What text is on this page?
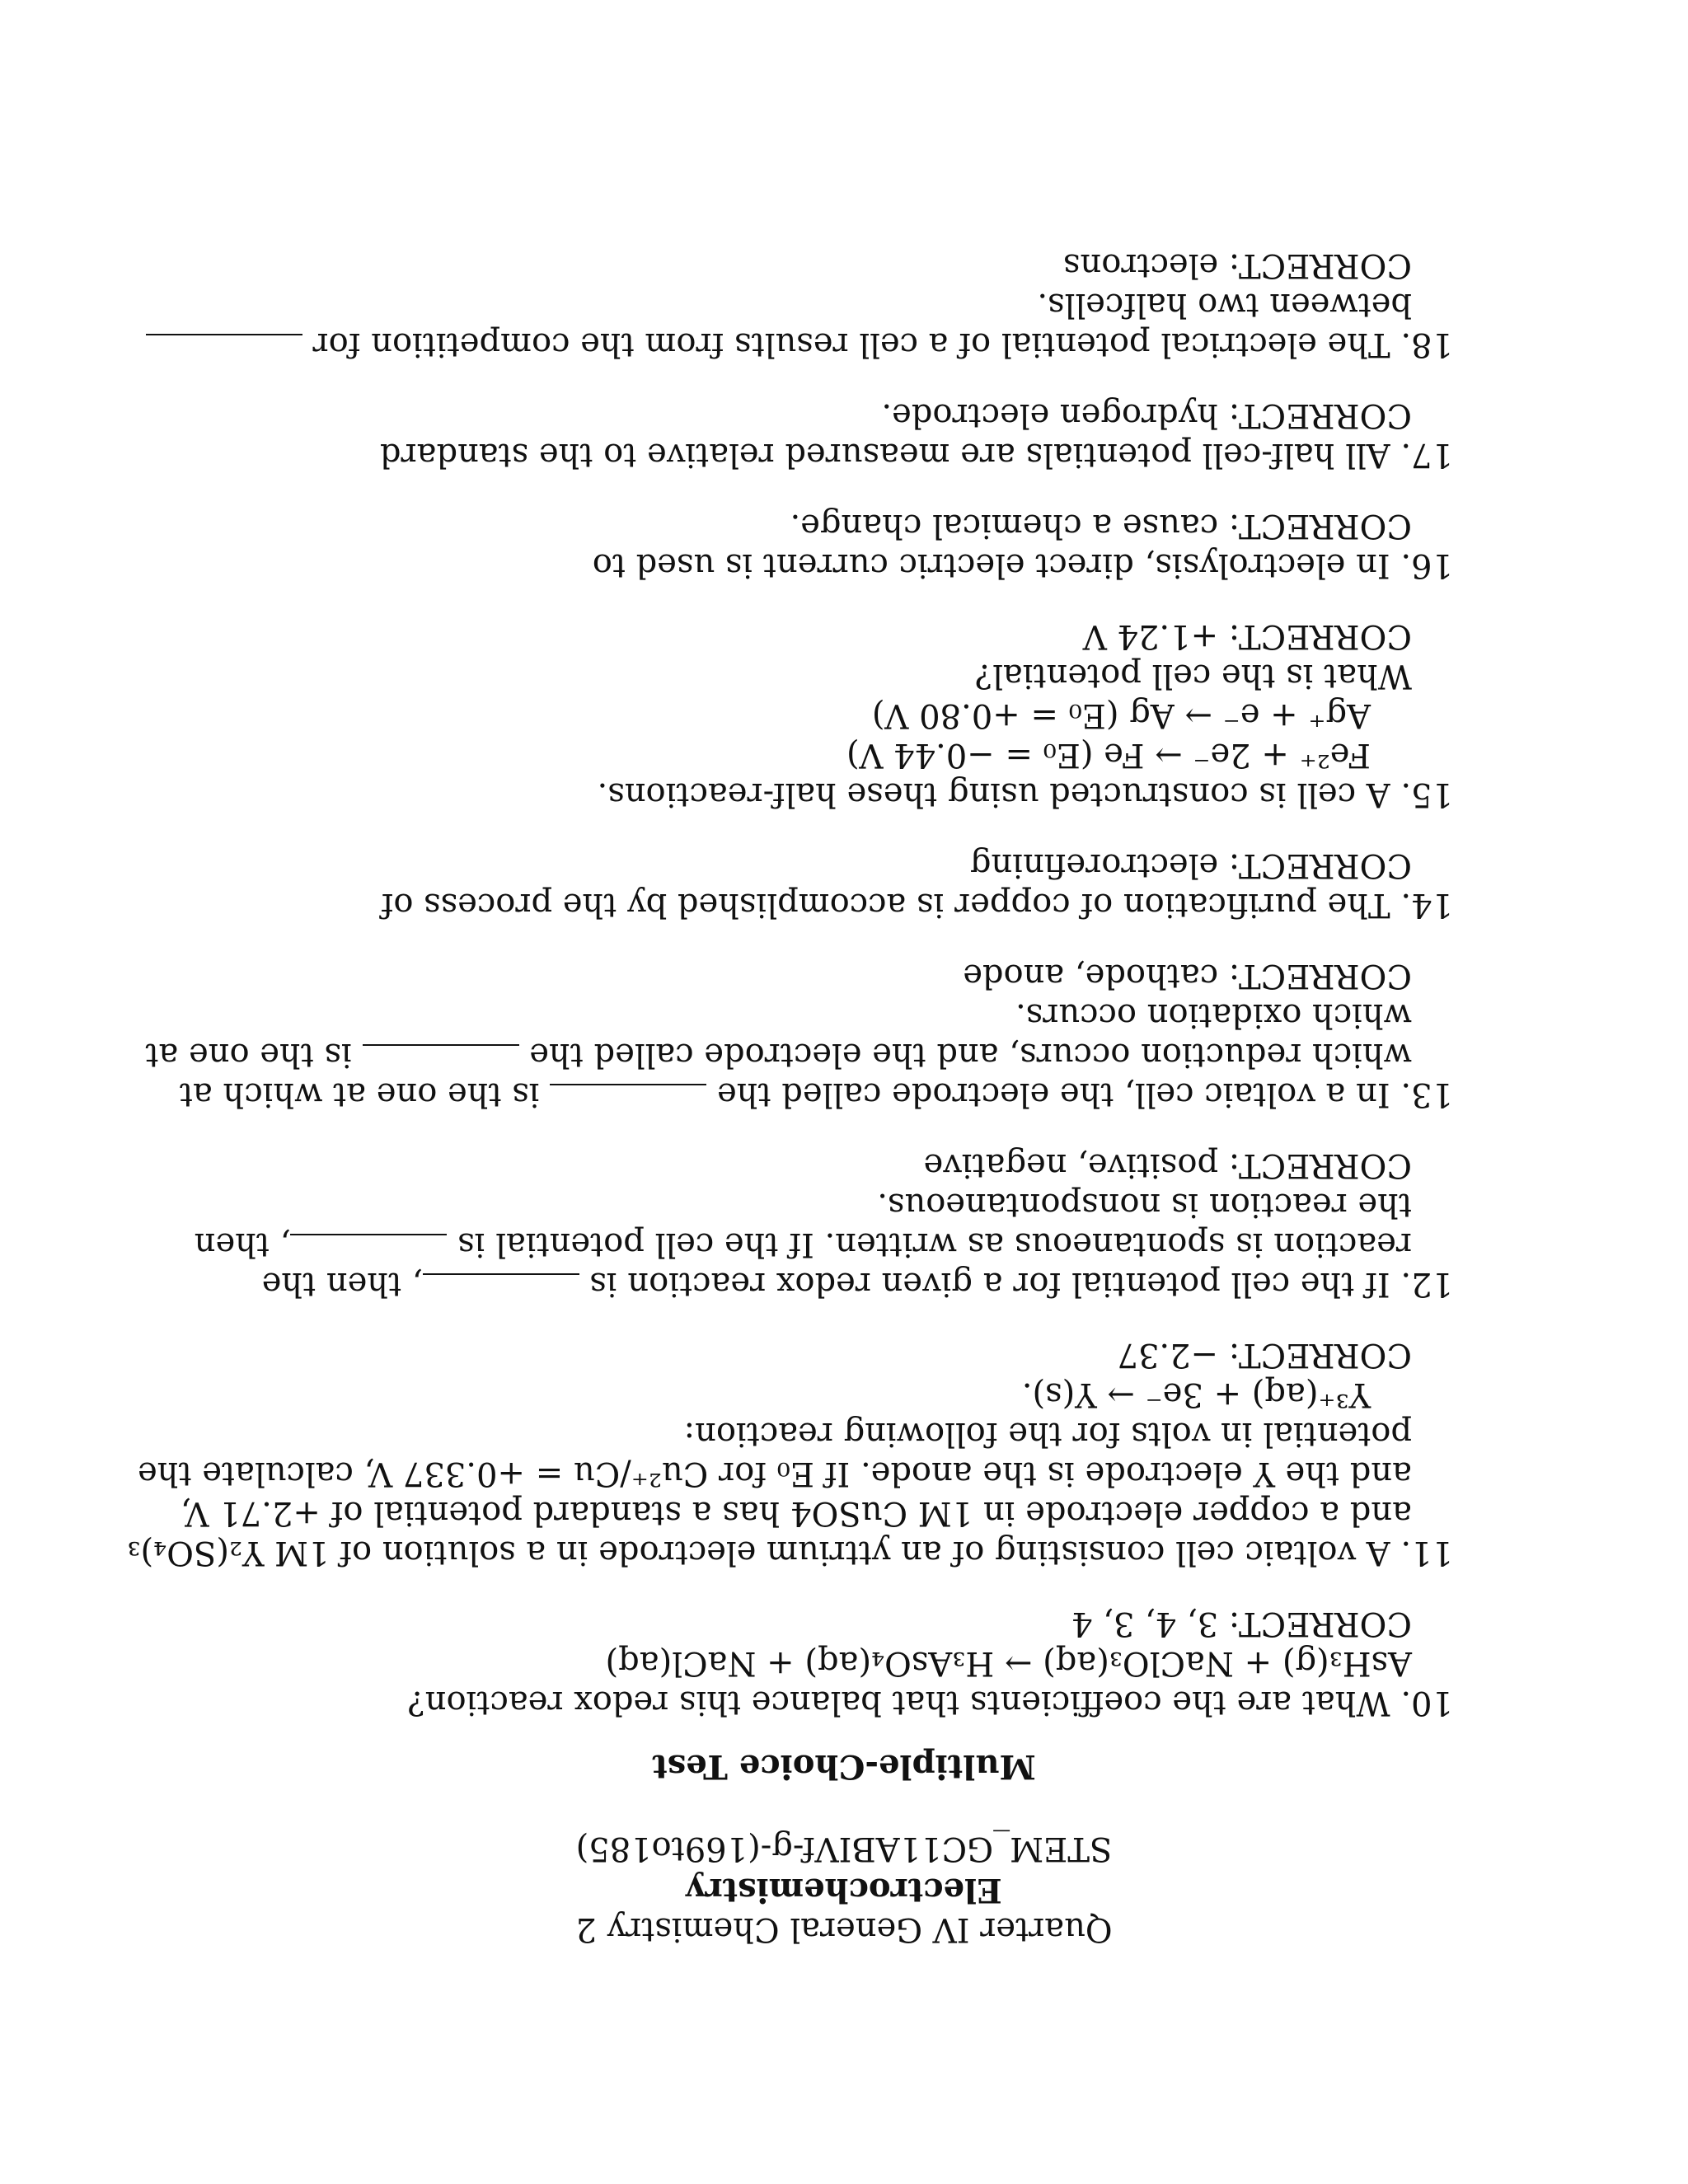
Quarter IV General Chemistry 2
Electrochemistry
STEM_GC11ABIVf-g-(169to185)
Multiple-Choice Test
10. What are the coefficients that balance this redox reaction?
AsH₃(g) + NaClO₃(aq) → H₃AsO₄(aq) + NaCl(aq)
CORRECT: 3, 4, 3, 4
11. A voltaic cell consisting of an yttrium electrode in a solution of 1M Y₂(SO₄)₃
and a copper electrode in 1M CuSO4 has a standard potential of +2.71 V,
and the Y electrode is the anode. If E₀ for Cu²⁺/Cu = +0.337 V, calculate the
potential in volts for the following reaction:
Y³⁺(aq) + 3e⁻ → Y(s).
CORRECT: −2.37
12. If the cell potential for a given redox reaction is , then the
reaction is spontaneous as written. If the cell potential is , then
the reaction is nonspontaneous.
CORRECT: positive, negative
13. In a voltaic cell, the electrode called the  is the one at which at
which reduction occurs, and the electrode called the  is the one at
which oxidation occurs.
CORRECT: cathode, anode
14. The purification of copper is accomplished by the process of
CORRECT: electrorefining
15. A cell is constructed using these half-reactions.
Fe²⁺ + 2e⁻ → Fe (E₀ = −0.44 V)
Ag⁺ + e⁻ → Ag (E₀ = +0.80 V)
What is the cell potential?
CORRECT: +1.24 V
16. In electrolysis, direct electric current is used to
CORRECT: cause a chemical change.
17. All half-cell potentials are measured relative to the standard
CORRECT: hydrogen electrode.
18. The electrical potential of a cell results from the competition for
between two halfcells.
CORRECT: electrons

+ + + + + + +

## Problem to solve
Your copy should match the records word for word, with the pictures removed.

## Task output
What text is on this page?
Quarter IV General Chemistry 2
Electrochemistry
STEM_GC11ABIVf-g-(169to185)
Multiple-Choice Test
10. What are the coefficients that balance this redox reaction?
AsH₃(g) + NaClO₃(aq) → H₃AsO₄(aq) + NaCl(aq)
CORRECT: 3, 4, 3, 4
11. A voltaic cell consisting of an yttrium electrode in a solution of 1M Y₂(SO₄)₃
and a copper electrode in 1M CuSO4 has a standard potential of +2.71 V,
and the Y electrode is the anode. If E₀ for Cu²⁺/Cu = +0.337 V, calculate the
potential in volts for the following reaction:
Y³⁺(aq) + 3e⁻ → Y(s).
CORRECT: −2.37
12. If the cell potential for a given redox reaction is , then the
reaction is spontaneous as written. If the cell potential is , then
the reaction is nonspontaneous.
CORRECT: positive, negative
13. In a voltaic cell, the electrode called the  is the one at which at
which reduction occurs, and the electrode called the  is the one at
which oxidation occurs.
CORRECT: cathode, anode
14. The purification of copper is accomplished by the process of
CORRECT: electrorefining
15. A cell is constructed using these half-reactions.
Fe²⁺ + 2e⁻ → Fe (E₀ = −0.44 V)
Ag⁺ + e⁻ → Ag (E₀ = +0.80 V)
What is the cell potential?
CORRECT: +1.24 V
16. In electrolysis, direct electric current is used to
CORRECT: cause a chemical change.
17. All half-cell potentials are measured relative to the standard
CORRECT: hydrogen electrode.
18. The electrical potential of a cell results from the competition for
between two halfcells.
CORRECT: electrons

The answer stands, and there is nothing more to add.